§ **WHAT TO WORK ON**
Scan the records for the string "grand"; copy each line where it occurs.

§ **SUPPLIED DATA**

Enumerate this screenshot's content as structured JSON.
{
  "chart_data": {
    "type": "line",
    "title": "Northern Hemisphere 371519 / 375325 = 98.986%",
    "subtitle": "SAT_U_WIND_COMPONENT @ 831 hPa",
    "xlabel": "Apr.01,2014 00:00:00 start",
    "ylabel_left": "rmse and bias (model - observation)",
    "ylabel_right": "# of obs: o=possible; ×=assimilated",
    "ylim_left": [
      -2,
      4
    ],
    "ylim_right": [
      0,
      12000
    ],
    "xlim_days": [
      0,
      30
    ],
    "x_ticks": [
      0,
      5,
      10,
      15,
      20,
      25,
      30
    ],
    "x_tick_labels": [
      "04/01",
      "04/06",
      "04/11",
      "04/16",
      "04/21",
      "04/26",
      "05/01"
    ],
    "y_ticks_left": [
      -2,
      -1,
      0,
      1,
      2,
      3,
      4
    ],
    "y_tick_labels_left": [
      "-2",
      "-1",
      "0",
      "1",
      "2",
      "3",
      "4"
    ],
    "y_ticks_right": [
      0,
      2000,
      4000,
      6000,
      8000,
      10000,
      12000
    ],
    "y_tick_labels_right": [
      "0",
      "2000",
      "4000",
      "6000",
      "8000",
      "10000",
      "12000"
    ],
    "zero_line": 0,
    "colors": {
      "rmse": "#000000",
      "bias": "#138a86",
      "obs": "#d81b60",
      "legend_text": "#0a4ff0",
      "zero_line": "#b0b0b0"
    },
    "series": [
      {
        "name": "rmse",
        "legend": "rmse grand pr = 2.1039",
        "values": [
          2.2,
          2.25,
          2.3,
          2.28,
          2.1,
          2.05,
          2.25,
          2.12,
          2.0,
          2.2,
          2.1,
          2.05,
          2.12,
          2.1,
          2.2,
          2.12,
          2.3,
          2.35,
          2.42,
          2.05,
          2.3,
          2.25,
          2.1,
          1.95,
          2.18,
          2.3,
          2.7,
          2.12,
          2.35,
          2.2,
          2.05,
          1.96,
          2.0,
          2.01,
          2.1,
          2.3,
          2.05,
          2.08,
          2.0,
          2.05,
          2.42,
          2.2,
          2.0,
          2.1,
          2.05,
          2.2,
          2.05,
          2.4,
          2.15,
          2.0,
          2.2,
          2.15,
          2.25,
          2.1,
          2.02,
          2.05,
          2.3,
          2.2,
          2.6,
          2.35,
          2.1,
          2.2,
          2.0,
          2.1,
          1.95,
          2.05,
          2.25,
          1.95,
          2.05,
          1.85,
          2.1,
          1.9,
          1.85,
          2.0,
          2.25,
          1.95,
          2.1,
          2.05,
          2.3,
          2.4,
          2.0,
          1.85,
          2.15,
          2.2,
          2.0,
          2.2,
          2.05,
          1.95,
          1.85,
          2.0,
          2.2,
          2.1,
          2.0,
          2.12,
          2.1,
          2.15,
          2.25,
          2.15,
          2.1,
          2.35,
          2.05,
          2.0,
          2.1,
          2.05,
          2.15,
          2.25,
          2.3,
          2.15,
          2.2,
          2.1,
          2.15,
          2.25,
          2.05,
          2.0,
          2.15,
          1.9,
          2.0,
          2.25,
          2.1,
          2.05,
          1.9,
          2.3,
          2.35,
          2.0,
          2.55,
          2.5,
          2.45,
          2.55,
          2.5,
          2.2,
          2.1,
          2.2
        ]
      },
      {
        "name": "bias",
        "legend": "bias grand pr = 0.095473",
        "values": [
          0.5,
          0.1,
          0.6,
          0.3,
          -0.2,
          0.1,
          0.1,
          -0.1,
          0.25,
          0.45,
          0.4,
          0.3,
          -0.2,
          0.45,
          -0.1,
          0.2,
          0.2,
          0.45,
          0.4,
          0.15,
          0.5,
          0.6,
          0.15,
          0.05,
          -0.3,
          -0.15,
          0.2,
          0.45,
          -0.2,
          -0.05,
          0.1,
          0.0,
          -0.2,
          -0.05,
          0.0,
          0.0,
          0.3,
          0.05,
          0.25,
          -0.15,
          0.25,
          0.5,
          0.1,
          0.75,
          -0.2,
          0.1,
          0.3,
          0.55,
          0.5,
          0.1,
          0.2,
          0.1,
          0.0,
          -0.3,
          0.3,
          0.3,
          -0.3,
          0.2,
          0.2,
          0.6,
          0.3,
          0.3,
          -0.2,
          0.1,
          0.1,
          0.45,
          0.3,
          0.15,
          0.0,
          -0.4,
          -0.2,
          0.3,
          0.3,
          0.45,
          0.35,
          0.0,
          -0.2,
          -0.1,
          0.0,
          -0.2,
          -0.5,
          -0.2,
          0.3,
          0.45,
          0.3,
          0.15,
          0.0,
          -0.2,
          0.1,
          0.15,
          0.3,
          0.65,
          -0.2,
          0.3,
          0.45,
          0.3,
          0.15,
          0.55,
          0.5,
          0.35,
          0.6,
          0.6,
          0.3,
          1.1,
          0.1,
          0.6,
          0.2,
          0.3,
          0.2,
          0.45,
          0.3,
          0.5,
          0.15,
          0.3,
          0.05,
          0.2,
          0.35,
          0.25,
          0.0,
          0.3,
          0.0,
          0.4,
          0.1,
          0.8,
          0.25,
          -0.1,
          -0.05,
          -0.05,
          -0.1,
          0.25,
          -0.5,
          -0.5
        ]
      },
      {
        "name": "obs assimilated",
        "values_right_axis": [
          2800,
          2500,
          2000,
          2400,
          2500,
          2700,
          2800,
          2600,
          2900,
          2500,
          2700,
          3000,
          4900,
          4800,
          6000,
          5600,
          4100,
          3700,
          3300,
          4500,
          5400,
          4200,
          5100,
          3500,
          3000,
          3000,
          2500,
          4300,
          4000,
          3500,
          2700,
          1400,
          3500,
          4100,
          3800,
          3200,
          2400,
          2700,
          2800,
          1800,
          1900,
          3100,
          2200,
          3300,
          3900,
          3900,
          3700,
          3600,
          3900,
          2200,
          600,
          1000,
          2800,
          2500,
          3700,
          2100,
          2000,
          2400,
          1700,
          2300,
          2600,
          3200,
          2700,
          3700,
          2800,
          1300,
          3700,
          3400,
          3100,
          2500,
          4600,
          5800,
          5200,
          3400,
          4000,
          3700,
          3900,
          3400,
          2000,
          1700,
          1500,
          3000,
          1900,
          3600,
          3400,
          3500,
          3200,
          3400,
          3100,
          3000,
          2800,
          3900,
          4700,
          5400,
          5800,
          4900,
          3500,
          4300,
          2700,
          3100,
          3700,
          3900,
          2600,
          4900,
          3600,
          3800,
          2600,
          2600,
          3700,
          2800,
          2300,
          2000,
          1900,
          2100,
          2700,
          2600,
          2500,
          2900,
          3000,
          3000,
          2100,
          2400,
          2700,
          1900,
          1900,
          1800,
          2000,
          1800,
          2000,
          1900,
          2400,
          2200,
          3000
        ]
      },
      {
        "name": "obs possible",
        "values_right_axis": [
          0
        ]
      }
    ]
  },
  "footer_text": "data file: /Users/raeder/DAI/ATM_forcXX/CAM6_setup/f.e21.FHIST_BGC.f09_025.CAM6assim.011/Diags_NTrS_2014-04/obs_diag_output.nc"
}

§ **SOLUTION TO THE PROBLEM**
        "legend": "rmse grand pr = 2.1039",
        "legend": "bias grand pr = 0.095473",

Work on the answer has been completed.